● Set of tasks
• 1. Copy the pharmaceutical packaging article between "Nearly half of" and "communication and branding.", inclusive, substituting "participants" for "respondents".
• 2. Please pick up the pharmaceutical packaging article after its last sentence and continue it.

● Text block
Pharmaceutical packaging is failing both patients and the healthcare industry and designers need to improve their understanding of patient needs, claims a report out this week.
The Enterprise IG-sponsored report says pharmaceutical packaging is failing on a number of levels. A lack of clear information means both patients and pharmacists struggle to differentiate between products, and patients regularly fail to understand dose and usage instructions.
Nearly half of the 100 patients surveyed object to unbranded ‘just white’ packaging, while 86 per cent say they want clearer information and instructions on medical packaging. The majority of respondents don’t stop there: 55 per cent say illustrations are important.
Enterprise IG head of pharmaceutical and healthcare branding Beverly Law says the report, which focuses on ‘soft ethical and lifestyle’ drugs rather than acute therapy areas, highlights a need to improve both structural packaging and on-pack communication and branding.
‘Designers need to focus on patient needs as well as regulatory requirements. Our research shows that [structurally and aesthetically] well-designed packaging is important to patients,’ she says. ‘Designers must consider structural elements such as how the tablets are released and more aesthetic considerations – for instance, how it looks on a bedside table and [whether or not] it fits nicely in a handbag,’ Law explains.
Law believes clearer, ‘more emotive’ language is also important. Language should encourage ‘consumer belief in the therapy, as this is a key part of successful treatment’, she says.
According to Law, well designed packaging was also found to increase trust in remedies.

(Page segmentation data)

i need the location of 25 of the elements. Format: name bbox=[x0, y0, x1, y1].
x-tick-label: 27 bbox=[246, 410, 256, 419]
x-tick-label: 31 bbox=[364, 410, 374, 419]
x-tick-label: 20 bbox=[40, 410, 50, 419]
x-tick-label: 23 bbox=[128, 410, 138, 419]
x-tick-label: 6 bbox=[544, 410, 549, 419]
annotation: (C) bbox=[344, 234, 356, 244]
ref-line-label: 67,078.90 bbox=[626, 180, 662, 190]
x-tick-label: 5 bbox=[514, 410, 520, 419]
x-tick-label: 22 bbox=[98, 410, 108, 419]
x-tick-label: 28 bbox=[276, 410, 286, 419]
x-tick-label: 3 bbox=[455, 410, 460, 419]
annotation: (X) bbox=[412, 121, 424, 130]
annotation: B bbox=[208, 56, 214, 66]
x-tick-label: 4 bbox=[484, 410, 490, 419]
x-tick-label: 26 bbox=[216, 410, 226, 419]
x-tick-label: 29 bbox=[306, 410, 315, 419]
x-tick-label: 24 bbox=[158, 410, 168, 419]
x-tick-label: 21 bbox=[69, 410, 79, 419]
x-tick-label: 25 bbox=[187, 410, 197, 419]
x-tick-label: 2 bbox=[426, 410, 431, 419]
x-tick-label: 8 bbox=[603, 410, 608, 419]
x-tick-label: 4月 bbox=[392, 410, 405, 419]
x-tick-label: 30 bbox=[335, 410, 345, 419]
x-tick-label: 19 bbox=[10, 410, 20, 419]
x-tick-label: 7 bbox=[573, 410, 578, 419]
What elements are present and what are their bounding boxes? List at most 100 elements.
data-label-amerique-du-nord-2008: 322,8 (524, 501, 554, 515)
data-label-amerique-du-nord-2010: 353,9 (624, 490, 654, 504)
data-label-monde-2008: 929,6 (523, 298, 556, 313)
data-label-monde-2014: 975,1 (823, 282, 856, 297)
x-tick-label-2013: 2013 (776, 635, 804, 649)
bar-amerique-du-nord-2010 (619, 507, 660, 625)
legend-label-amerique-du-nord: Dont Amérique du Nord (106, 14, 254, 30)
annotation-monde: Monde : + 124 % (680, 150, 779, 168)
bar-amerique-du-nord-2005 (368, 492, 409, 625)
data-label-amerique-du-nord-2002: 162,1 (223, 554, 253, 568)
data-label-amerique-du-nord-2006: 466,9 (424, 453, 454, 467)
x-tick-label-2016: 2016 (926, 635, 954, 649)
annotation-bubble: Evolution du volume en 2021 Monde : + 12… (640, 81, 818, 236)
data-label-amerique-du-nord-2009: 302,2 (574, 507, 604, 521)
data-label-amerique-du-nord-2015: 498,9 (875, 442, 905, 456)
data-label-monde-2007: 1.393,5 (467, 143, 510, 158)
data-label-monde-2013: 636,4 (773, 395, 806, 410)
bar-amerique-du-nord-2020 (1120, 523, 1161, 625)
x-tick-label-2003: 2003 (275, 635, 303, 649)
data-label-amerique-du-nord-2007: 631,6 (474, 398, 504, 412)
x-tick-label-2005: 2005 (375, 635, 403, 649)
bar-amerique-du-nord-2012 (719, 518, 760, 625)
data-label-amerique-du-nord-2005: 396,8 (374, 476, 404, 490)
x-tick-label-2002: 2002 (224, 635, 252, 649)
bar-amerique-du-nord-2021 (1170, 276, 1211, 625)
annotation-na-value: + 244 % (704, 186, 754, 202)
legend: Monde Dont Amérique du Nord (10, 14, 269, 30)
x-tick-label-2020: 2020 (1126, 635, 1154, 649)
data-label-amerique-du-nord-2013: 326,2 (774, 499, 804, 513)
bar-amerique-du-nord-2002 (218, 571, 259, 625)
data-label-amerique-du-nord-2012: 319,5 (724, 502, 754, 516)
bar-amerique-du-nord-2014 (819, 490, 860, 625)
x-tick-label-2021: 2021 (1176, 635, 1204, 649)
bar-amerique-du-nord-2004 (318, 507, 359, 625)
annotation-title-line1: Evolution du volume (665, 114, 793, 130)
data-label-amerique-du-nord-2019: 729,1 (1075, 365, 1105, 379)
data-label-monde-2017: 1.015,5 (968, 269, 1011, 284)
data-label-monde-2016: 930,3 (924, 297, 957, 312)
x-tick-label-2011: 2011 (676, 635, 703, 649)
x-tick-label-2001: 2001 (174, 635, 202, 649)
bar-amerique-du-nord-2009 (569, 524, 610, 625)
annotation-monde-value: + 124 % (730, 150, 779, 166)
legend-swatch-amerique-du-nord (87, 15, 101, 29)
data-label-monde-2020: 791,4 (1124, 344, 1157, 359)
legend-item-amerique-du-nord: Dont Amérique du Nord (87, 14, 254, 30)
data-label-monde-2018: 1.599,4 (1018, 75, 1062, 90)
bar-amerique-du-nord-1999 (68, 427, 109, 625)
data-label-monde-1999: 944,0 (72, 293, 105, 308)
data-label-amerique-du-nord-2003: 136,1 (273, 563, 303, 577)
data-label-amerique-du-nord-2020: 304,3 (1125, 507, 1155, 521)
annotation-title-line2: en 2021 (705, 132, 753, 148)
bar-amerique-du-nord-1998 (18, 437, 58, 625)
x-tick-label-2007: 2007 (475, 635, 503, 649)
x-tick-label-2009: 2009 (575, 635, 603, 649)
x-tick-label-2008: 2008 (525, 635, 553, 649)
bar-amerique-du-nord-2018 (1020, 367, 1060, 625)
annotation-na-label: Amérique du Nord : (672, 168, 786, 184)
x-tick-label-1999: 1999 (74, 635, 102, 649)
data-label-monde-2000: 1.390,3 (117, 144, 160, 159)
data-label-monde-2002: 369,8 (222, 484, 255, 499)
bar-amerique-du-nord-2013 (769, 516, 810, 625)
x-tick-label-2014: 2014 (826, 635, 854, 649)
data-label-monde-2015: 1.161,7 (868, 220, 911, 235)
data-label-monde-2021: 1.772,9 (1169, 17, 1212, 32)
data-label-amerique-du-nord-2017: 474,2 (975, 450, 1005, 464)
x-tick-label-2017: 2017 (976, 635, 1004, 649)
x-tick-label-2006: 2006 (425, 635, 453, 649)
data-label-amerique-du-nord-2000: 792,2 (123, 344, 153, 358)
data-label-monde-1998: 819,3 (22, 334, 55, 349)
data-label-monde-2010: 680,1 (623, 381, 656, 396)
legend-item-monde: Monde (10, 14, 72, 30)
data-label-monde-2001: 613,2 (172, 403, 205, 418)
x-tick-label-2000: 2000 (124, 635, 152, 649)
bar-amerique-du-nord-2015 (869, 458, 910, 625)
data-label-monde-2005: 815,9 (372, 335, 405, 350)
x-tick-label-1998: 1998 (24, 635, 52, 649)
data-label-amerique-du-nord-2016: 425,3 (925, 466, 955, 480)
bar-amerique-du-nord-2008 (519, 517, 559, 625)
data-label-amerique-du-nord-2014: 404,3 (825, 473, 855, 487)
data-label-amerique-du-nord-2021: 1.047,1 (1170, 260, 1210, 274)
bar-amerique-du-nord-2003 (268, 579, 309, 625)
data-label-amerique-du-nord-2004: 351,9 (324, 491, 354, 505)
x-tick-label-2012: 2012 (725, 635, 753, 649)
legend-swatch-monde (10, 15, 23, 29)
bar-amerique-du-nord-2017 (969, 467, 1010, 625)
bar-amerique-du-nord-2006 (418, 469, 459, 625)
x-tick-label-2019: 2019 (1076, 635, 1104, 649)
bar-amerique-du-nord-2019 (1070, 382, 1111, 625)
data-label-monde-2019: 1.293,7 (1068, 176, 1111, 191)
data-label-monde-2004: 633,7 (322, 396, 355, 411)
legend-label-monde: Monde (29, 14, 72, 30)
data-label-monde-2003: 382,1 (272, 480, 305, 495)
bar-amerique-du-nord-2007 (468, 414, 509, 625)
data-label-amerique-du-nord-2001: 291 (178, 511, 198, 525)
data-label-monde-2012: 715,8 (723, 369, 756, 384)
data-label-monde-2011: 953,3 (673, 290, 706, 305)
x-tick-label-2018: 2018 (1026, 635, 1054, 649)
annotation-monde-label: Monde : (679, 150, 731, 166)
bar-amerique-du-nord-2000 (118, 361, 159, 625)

● Solved problems
• 1.
Nearly half of the 100 patients surveyed object to unbranded ‘just white’ packaging, while 86 per cent say they want clearer information and instructions on medical packaging. The majority of participants don’t stop there: 55 per cent say illustrations are important.
Enterprise IG head of pharmaceutical and healthcare branding Beverly Law says the report, which focuses on ‘soft ethical and lifestyle’ drugs rather than acute therapy areas, highlights a need to improve both structural packaging and on-pack communication and branding.

• 2.
The Enterprise IG findings coincide with the release of a Design Council and Department of Health report last month, which calls on designers and the health community to work together to reduce medical errors and improve patients’ safety.
Entitled Design for Patient Safety, the report calls for a design revamp across a wide range of applications, from healthcare information – such as patients’ notes and medication instructions – to packaging and equipment.
The council’s report says: ‘Too many healthcare solutions have been designed based on a [lack] of knowledge of the system, or the needs of people who use them.
‘There is no feedback between users, purchasers, designers and manufacturers and opportunities to reduce risk through better design are being lost,’ it adds.
Professor Peter Buckle from the University of Surrey’s Robens Centre for Health Ergonomics is part of the team that conducted the research. He agrees packaging considerations are a key area.
‘For many people packaging [as it stands] is difficult to open and close and people can also confuse dose and [usage] instructions. The potential for error is enormous,’ says Buckle.
The two reports disagree on the importance of branding. According to Law, ‘Packaging design plays a key role in strengthening consumer relationships with medicinal brands.’
‘Pharmaceutical companies need to start thinking about branding for drugs that are ending their patent cycle and are approaching over-the-counter sales points,’ Law asserts.
But the Design Council report claims ‘too much emphasis is placed on branding rather than patient needs’.